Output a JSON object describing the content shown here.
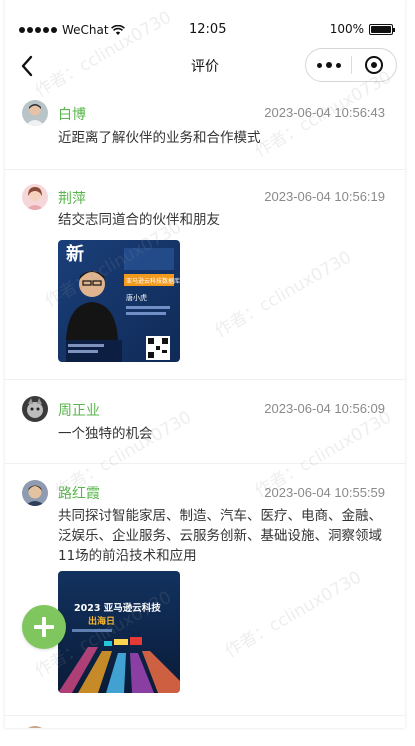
{
  "status_bar": {
    "carrier": "WeChat",
    "time": "12:05",
    "battery": "100%"
  },
  "nav": {
    "title": "评价"
  },
  "comments": [
    {
      "name": "白博",
      "time": "2023-06-04 10:56:43",
      "text": "近距离了解伙伴的业务和合作模式"
    },
    {
      "name": "荆萍",
      "time": "2023-06-04 10:56:19",
      "text": "结交志同道合的伙伴和朋友",
      "image": {
        "headline": "新",
        "banner": "亚马逊云科技数据库",
        "person": "唐小虎"
      }
    },
    {
      "name": "周正业",
      "time": "2023-06-04 10:56:09",
      "text": "一个独特的机会"
    },
    {
      "name": "路红霞",
      "time": "2023-06-04 10:55:59",
      "text": "共同探讨智能家居、制造、汽车、医疗、电商、金融、泛娱乐、企业服务、云服务创新、基础设施、洞察领域11场的前沿技术和应用",
      "image": {
        "headline": "2023 亚马逊云科技",
        "subheadline": "出海日"
      }
    }
  ],
  "watermark": "作者：cclinux0730",
  "colors": {
    "accent_green": "#5bb54e",
    "fab_green": "#7fc65e",
    "time_gray": "#8a8a8a"
  },
  "icons": {
    "back": "chevron-left-icon",
    "more": "more-dots-icon",
    "close": "target-circle-icon",
    "fab": "plus-icon"
  }
}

+--

Exercise description: Check each line of the data above for the word "text", then state how many lines have it. Give the number alone.

Response for this exercise: 4